Your task: Search the material below for the word "Warenkorb" and copy every line in which it occurs.

Collected data
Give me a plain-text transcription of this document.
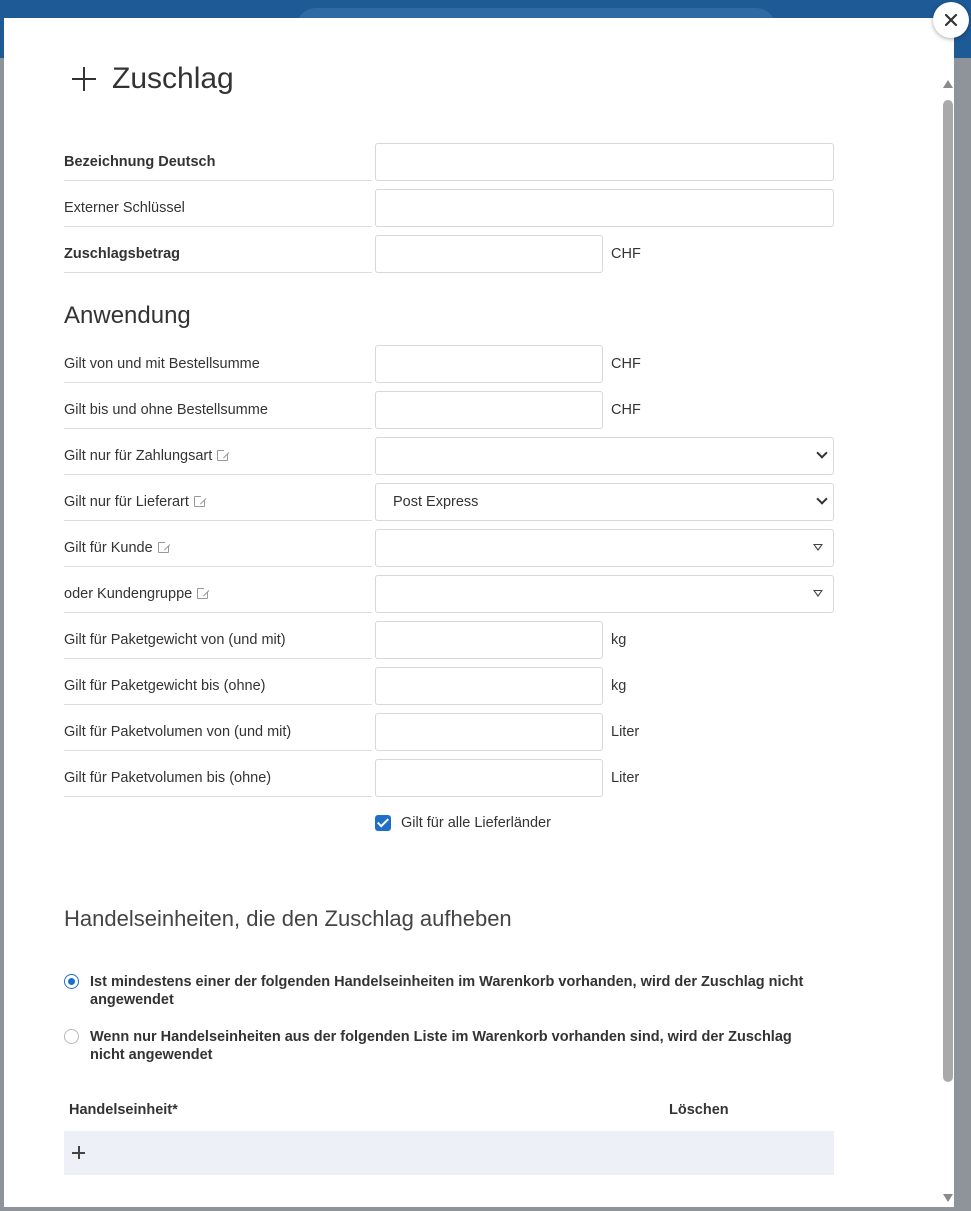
Zuschlag
Bezeichnung Deutsch
Externer Schlüssel
Zuschlagsbetrag	CHF
Anwendung
Gilt von und mit Bestellsumme	CHF
Gilt bis und ohne Bestellsumme	CHF
Gilt nur für Zahlungsart
Gilt nur für Lieferart	Post Express
Gilt für Kunde
oder Kundengruppe
Gilt für Paketgewicht von (und mit)	kg
Gilt für Paketgewicht bis (ohne)	kg
Gilt für Paketvolumen von (und mit)	Liter
Gilt für Paketvolumen bis (ohne)	Liter
Gilt für alle Lieferländer
Handelseinheiten, die den Zuschlag aufheben
Ist mindestens einer der folgenden Handelseinheiten im Warenkorb vorhanden, wird der Zuschlag nicht angewendet
Wenn nur Handelseinheiten aus der folgenden Liste im Warenkorb vorhanden sind, wird der Zuschlag nicht angewendet
Handelseinheit*	Löschen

The output:
Ist mindestens einer der folgenden Handelseinheiten im Warenkorb vorhanden, wird der Zuschlag nicht angewendet
Wenn nur Handelseinheiten aus der folgenden Liste im Warenkorb vorhanden sind, wird der Zuschlag nicht angewendet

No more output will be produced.